Print every row below word for word, but omit the pictures from your output.

PROVIDED DATA ->
---

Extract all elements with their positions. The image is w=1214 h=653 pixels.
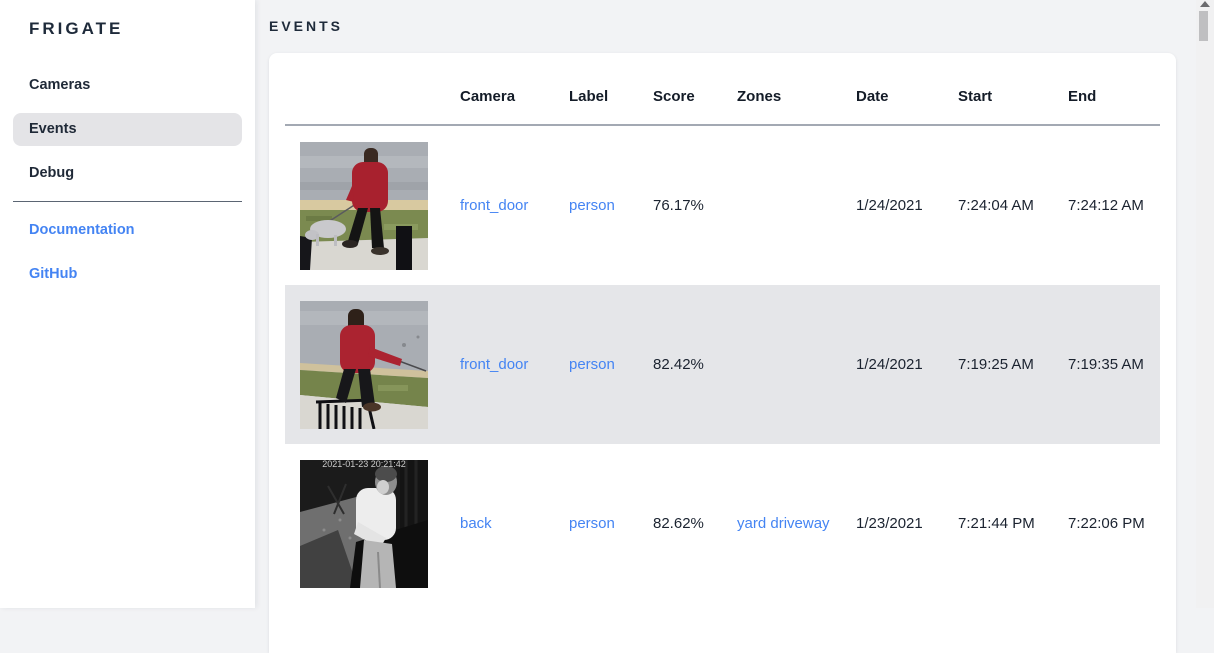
camera-cell: back (445, 515, 554, 532)
thumbnail-timestamp-overlay: 2021-01-23 20:21:42 (322, 460, 406, 469)
column-header-zones: Zones (722, 88, 841, 124)
date-cell: 1/23/2021 (841, 515, 943, 532)
events-card: Camera Label Score Zones Date Start End (269, 53, 1176, 653)
column-header-date: Date (841, 88, 943, 124)
zone-link-driveway[interactable]: driveway (770, 512, 829, 536)
sidebar-link-documentation[interactable]: Documentation (13, 214, 242, 247)
table-row-highlighted[interactable]: front_door person 82.42% 1/24/2021 7:19:… (285, 285, 1160, 444)
camera-cell: front_door (445, 356, 554, 373)
end-cell: 7:19:35 AM (1053, 356, 1159, 373)
scroll-up-arrow-icon[interactable] (1200, 1, 1210, 7)
label-link[interactable]: person (569, 515, 615, 532)
start-cell: 7:24:04 AM (943, 197, 1053, 214)
score-cell: 76.17% (638, 197, 722, 214)
score-cell: 82.42% (638, 356, 722, 373)
camera-link[interactable]: back (460, 515, 492, 532)
event-thumbnail[interactable] (300, 301, 428, 429)
table-header-row: Camera Label Score Zones Date Start End (285, 53, 1160, 126)
main-content: EVENTS Camera Label Score Zones Date Sta… (255, 0, 1196, 608)
column-header-thumbnail (285, 105, 445, 124)
scrollbar-thumb[interactable] (1199, 11, 1208, 41)
event-thumbnail[interactable] (300, 142, 428, 270)
column-header-end: End (1053, 88, 1159, 124)
end-cell: 7:22:06 PM (1053, 515, 1159, 532)
camera-link[interactable]: front_door (460, 356, 528, 373)
camera-link[interactable]: front_door (460, 197, 528, 214)
label-cell: person (554, 515, 638, 532)
label-link[interactable]: person (569, 356, 615, 373)
zone-link-yard[interactable]: yard (737, 512, 766, 536)
thumbnail-cell (285, 301, 445, 429)
column-header-camera: Camera (445, 88, 554, 124)
column-header-label: Label (554, 88, 638, 124)
thumbnail-cell (285, 142, 445, 270)
event-thumbnail[interactable]: 2021-01-23 20:21:42 (300, 460, 428, 588)
page-title: EVENTS (269, 18, 1176, 34)
thumbnail-cell: 2021-01-23 20:21:42 (285, 460, 445, 588)
table-row[interactable]: front_door person 76.17% 1/24/2021 7:24:… (285, 126, 1160, 285)
end-cell: 7:24:12 AM (1053, 197, 1159, 214)
label-cell: person (554, 356, 638, 373)
column-header-start: Start (943, 88, 1053, 124)
sidebar-item-debug[interactable]: Debug (13, 157, 242, 190)
label-cell: person (554, 197, 638, 214)
camera-cell: front_door (445, 197, 554, 214)
sidebar-item-events[interactable]: Events (13, 113, 242, 146)
scrollbar[interactable] (1196, 0, 1214, 608)
sidebar-nav: Cameras Events Debug Documentation GitHu… (13, 69, 242, 291)
app-title: FRIGATE (29, 19, 242, 39)
zones-cell: yard driveway (722, 512, 841, 536)
date-cell: 1/24/2021 (841, 356, 943, 373)
column-header-score: Score (638, 88, 722, 124)
date-cell: 1/24/2021 (841, 197, 943, 214)
score-cell: 82.62% (638, 515, 722, 532)
sidebar: FRIGATE Cameras Events Debug Documentati… (0, 0, 255, 608)
start-cell: 7:21:44 PM (943, 515, 1053, 532)
sidebar-link-github[interactable]: GitHub (13, 258, 242, 291)
sidebar-divider (13, 201, 242, 202)
label-link[interactable]: person (569, 197, 615, 214)
table-row[interactable]: 2021-01-23 20:21:42 back person 82.62% y… (285, 444, 1160, 603)
start-cell: 7:19:25 AM (943, 356, 1053, 373)
sidebar-item-cameras[interactable]: Cameras (13, 69, 242, 102)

---

EXERCISE RESULT ->
Extract all elements with their positions. The image is w=1214 h=653 pixels.
camera-cell: back (445, 515, 554, 532)
thumbnail-timestamp-overlay: 2021-01-23 20:21:42 (322, 460, 406, 469)
column-header-zones: Zones (722, 88, 841, 124)
date-cell: 1/23/2021 (841, 515, 943, 532)
events-card: Camera Label Score Zones Date Start End (269, 53, 1176, 653)
column-header-date: Date (841, 88, 943, 124)
zone-link-driveway[interactable]: driveway (770, 512, 829, 536)
sidebar-link-documentation[interactable]: Documentation (13, 214, 242, 247)
table-row-highlighted[interactable]: front_door person 82.42% 1/24/2021 7:19:… (285, 285, 1160, 444)
camera-cell: front_door (445, 356, 554, 373)
end-cell: 7:19:35 AM (1053, 356, 1159, 373)
scroll-up-arrow-icon[interactable] (1200, 1, 1210, 7)
label-link[interactable]: person (569, 515, 615, 532)
start-cell: 7:24:04 AM (943, 197, 1053, 214)
score-cell: 76.17% (638, 197, 722, 214)
score-cell: 82.42% (638, 356, 722, 373)
camera-link[interactable]: back (460, 515, 492, 532)
event-thumbnail[interactable] (300, 301, 428, 429)
table-header-row: Camera Label Score Zones Date Start End (285, 53, 1160, 126)
main-content: EVENTS Camera Label Score Zones Date Sta… (255, 0, 1196, 608)
column-header-thumbnail (285, 105, 445, 124)
scrollbar-thumb[interactable] (1199, 11, 1208, 41)
event-thumbnail[interactable] (300, 142, 428, 270)
column-header-end: End (1053, 88, 1159, 124)
end-cell: 7:22:06 PM (1053, 515, 1159, 532)
camera-link[interactable]: front_door (460, 356, 528, 373)
camera-link[interactable]: front_door (460, 197, 528, 214)
label-cell: person (554, 515, 638, 532)
label-link[interactable]: person (569, 356, 615, 373)
zone-link-yard[interactable]: yard (737, 512, 766, 536)
thumbnail-cell (285, 301, 445, 429)
column-header-camera: Camera (445, 88, 554, 124)
column-header-label: Label (554, 88, 638, 124)
thumbnail-cell (285, 142, 445, 270)
event-thumbnail[interactable]: 2021-01-23 20:21:42 (300, 460, 428, 588)
page-title: EVENTS (269, 18, 1176, 34)
thumbnail-cell: 2021-01-23 20:21:42 (285, 460, 445, 588)
table-row[interactable]: front_door person 76.17% 1/24/2021 7:24:… (285, 126, 1160, 285)
end-cell: 7:24:12 AM (1053, 197, 1159, 214)
label-cell: person (554, 356, 638, 373)
column-header-start: Start (943, 88, 1053, 124)
sidebar-item-debug[interactable]: Debug (13, 157, 242, 190)
label-cell: person (554, 197, 638, 214)
camera-cell: front_door (445, 197, 554, 214)
sidebar-item-events[interactable]: Events (13, 113, 242, 146)
scrollbar[interactable] (1196, 0, 1214, 608)
sidebar-nav: Cameras Events Debug Documentation GitHu… (13, 69, 242, 291)
app-title: FRIGATE (29, 19, 242, 39)
zones-cell: yard driveway (722, 512, 841, 536)
date-cell: 1/24/2021 (841, 356, 943, 373)
column-header-score: Score (638, 88, 722, 124)
date-cell: 1/24/2021 (841, 197, 943, 214)
score-cell: 82.62% (638, 515, 722, 532)
sidebar: FRIGATE Cameras Events Debug Documentati… (0, 0, 255, 608)
start-cell: 7:21:44 PM (943, 515, 1053, 532)
sidebar-link-github[interactable]: GitHub (13, 258, 242, 291)
sidebar-divider (13, 201, 242, 202)
label-link[interactable]: person (569, 197, 615, 214)
table-row[interactable]: 2021-01-23 20:21:42 back person 82.62% y… (285, 444, 1160, 603)
start-cell: 7:19:25 AM (943, 356, 1053, 373)
sidebar-item-cameras[interactable]: Cameras (13, 69, 242, 102)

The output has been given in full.